WRITTEN TASK | Gather all lines containing the string "underlying" and copy them out.

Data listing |
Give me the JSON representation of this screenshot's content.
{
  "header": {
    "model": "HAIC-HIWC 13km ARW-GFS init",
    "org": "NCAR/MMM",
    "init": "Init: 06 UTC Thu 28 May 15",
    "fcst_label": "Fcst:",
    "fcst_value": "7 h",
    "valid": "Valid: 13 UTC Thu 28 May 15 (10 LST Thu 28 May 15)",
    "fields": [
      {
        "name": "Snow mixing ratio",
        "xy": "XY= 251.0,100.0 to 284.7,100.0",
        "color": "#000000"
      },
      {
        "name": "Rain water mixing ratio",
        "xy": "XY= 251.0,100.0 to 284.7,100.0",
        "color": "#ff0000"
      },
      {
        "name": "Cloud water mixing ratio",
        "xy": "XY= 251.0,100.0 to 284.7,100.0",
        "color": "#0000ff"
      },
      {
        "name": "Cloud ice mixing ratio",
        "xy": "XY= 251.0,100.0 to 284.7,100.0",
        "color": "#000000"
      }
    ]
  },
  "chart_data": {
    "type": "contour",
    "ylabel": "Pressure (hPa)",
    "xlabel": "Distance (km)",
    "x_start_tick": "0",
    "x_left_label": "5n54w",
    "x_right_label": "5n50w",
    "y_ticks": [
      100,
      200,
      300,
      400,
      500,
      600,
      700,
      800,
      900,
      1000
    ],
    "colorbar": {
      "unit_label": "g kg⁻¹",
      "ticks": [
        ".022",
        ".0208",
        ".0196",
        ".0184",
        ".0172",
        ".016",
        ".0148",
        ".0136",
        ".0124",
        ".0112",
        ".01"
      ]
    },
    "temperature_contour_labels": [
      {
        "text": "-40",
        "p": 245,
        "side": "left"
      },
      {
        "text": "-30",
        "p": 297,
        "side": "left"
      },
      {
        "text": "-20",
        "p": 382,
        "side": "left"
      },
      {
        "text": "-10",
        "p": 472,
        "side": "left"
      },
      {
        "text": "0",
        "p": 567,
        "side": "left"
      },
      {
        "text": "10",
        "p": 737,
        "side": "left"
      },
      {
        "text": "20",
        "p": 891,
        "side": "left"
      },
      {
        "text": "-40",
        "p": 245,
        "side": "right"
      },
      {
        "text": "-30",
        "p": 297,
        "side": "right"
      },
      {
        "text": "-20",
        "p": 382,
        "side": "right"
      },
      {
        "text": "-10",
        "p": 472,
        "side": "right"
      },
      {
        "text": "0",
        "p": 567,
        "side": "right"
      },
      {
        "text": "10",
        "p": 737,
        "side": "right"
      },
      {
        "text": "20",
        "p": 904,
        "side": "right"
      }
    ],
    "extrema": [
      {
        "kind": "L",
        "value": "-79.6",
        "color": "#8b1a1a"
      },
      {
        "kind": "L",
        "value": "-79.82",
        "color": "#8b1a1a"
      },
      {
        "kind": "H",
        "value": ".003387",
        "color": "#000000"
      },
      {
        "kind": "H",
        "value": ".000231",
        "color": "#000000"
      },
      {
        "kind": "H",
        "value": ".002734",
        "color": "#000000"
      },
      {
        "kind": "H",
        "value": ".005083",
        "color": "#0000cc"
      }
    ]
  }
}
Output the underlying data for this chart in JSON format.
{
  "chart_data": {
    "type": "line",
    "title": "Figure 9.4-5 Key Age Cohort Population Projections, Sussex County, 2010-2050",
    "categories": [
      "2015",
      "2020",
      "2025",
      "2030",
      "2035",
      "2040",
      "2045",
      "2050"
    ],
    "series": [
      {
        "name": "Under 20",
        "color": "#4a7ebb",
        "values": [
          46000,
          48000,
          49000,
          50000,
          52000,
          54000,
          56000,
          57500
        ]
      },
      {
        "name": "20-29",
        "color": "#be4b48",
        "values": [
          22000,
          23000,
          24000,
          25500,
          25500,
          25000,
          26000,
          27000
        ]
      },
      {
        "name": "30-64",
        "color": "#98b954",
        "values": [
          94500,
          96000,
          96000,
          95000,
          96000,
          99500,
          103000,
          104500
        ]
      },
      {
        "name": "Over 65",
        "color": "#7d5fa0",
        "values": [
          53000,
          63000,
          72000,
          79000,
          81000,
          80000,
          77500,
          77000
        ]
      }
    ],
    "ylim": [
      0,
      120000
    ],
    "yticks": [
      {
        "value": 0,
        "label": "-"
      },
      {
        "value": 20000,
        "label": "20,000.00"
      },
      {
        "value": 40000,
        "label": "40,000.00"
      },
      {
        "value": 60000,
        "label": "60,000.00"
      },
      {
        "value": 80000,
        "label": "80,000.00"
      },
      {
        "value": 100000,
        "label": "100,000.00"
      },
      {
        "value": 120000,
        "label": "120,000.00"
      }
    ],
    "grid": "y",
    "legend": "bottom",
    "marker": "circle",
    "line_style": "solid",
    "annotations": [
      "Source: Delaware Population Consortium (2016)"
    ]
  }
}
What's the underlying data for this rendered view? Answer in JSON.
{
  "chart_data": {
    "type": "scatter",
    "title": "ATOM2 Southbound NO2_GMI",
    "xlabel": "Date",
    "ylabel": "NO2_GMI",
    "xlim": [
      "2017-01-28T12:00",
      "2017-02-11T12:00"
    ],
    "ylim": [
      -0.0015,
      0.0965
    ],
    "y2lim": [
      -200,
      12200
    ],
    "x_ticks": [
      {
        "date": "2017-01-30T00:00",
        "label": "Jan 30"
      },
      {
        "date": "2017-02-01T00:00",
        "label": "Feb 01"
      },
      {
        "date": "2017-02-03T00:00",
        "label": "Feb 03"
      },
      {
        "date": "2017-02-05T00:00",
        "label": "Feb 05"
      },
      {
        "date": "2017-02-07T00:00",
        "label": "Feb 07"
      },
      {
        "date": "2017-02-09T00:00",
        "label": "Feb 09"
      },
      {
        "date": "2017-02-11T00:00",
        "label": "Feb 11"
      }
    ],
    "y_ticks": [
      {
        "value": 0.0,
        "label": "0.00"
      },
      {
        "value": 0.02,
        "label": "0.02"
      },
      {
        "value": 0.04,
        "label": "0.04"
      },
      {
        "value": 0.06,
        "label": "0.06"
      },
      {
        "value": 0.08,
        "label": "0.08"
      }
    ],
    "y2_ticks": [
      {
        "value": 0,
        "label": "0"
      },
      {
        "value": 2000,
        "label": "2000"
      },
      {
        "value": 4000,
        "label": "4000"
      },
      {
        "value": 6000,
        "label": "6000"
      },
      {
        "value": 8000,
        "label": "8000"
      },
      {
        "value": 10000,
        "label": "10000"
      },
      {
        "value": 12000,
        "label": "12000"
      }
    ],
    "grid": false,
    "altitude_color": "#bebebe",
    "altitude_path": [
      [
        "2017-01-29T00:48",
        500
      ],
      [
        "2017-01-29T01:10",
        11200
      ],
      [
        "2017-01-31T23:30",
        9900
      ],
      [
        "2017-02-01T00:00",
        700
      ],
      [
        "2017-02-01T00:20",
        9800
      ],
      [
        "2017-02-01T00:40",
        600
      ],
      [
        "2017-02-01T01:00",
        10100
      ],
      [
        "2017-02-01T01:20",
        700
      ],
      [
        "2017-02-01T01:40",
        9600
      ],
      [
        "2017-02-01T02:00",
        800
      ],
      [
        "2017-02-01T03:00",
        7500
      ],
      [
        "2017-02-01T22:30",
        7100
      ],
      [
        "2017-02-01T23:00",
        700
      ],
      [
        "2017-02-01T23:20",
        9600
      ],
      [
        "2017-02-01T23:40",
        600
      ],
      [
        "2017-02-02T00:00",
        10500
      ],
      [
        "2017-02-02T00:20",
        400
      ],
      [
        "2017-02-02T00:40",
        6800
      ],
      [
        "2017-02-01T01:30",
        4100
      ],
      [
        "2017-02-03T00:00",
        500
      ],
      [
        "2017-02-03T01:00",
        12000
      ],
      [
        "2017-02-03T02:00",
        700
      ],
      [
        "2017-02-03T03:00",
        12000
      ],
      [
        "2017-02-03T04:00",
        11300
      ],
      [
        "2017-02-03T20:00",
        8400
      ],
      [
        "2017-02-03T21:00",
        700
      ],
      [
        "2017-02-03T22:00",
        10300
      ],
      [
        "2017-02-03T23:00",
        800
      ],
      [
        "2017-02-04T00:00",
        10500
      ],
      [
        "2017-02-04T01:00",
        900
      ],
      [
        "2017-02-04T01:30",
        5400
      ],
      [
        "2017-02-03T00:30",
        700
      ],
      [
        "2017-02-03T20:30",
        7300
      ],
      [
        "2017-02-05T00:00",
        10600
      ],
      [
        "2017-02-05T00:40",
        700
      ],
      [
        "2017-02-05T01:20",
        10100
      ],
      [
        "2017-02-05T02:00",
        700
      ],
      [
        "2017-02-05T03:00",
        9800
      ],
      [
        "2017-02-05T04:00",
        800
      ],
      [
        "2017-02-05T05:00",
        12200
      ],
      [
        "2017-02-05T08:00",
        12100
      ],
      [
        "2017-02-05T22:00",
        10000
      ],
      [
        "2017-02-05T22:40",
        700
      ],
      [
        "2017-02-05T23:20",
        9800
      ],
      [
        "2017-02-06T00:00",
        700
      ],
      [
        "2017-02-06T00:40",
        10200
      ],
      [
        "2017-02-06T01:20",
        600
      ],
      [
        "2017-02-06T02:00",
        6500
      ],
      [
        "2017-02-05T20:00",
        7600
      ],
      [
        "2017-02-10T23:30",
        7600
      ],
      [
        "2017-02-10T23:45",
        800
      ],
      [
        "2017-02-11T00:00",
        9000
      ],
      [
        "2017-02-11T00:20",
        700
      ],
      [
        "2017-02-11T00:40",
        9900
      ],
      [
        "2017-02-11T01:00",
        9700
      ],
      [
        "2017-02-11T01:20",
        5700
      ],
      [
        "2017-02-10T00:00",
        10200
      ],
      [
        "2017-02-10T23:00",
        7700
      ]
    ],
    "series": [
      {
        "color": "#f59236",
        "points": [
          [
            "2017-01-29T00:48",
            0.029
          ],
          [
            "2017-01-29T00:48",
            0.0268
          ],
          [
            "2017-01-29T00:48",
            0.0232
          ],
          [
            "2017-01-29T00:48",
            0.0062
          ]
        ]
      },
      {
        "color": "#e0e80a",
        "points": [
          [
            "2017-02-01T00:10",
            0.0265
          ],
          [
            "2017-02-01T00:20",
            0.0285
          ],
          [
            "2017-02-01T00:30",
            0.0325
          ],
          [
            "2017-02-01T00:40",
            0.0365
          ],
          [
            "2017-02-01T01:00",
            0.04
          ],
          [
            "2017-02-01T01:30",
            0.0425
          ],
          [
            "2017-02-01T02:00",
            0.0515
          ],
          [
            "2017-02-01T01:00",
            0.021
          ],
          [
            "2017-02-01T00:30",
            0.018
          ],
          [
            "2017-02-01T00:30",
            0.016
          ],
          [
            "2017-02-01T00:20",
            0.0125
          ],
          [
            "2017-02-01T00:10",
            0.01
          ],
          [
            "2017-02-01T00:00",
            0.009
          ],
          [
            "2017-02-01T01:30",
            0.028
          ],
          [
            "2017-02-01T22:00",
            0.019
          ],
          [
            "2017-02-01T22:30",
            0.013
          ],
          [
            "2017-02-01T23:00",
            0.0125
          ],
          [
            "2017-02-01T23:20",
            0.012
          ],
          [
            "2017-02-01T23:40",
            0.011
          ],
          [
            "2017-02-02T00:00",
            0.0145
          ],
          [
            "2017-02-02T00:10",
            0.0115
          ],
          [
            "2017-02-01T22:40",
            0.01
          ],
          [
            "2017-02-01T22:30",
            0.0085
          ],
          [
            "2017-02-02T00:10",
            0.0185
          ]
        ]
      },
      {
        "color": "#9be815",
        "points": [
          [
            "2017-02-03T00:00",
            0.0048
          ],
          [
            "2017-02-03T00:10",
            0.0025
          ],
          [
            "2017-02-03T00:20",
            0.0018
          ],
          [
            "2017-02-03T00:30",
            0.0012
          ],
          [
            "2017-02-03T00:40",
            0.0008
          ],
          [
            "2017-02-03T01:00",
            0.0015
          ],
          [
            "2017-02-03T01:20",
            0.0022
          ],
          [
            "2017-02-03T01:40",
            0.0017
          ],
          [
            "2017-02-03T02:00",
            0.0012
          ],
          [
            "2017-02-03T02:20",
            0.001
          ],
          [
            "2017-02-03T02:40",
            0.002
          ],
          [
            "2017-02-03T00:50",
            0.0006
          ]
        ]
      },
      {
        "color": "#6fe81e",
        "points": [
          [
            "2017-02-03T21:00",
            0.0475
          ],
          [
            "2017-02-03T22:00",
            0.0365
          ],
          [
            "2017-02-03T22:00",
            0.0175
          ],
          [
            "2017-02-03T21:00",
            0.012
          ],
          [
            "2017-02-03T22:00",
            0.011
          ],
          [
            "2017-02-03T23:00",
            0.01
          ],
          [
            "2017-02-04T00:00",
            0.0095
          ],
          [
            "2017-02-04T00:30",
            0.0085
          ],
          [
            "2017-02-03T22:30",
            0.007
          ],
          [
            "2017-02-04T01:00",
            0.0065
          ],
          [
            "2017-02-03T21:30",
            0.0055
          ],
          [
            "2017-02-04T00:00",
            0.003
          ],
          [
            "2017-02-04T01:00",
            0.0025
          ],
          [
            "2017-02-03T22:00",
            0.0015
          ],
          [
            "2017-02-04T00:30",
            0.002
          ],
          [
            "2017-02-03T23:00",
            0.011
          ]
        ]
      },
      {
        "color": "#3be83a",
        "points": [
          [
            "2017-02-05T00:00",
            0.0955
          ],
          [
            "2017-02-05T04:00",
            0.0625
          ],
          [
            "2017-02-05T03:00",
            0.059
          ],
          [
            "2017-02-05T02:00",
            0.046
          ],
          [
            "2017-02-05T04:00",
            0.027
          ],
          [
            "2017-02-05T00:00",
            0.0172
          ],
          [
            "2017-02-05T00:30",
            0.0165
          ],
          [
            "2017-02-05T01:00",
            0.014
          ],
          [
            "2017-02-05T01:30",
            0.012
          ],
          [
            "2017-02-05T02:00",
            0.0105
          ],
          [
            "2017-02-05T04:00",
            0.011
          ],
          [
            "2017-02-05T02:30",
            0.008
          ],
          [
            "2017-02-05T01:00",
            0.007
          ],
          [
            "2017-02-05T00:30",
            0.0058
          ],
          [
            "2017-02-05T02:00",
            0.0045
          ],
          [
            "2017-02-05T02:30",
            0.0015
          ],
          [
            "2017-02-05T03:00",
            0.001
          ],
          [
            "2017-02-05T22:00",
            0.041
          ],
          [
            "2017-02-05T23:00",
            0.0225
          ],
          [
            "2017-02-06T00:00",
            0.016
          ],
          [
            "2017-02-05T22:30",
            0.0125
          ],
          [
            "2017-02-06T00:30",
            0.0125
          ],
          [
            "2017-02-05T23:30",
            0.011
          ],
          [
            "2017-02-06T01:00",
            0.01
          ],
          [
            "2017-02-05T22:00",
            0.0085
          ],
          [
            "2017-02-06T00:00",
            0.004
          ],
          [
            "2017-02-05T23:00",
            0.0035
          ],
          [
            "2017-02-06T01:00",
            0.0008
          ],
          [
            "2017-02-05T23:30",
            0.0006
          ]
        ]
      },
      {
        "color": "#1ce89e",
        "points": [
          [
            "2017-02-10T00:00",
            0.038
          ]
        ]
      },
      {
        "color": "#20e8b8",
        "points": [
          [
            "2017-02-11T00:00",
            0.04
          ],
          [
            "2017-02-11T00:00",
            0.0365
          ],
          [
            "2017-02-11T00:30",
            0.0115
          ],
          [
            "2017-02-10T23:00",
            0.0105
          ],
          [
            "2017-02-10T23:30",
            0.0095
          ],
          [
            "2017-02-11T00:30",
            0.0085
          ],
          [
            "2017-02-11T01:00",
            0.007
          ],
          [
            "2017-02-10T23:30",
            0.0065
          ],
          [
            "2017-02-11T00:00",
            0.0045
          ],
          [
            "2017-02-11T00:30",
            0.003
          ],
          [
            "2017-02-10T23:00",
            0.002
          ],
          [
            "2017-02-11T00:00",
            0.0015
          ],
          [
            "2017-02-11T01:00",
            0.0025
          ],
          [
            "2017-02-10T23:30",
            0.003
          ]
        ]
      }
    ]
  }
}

RESPONSE |
Output the underlying data for this chart in JSON format.
What's the underlying data for this rendered view? Answer in JSON.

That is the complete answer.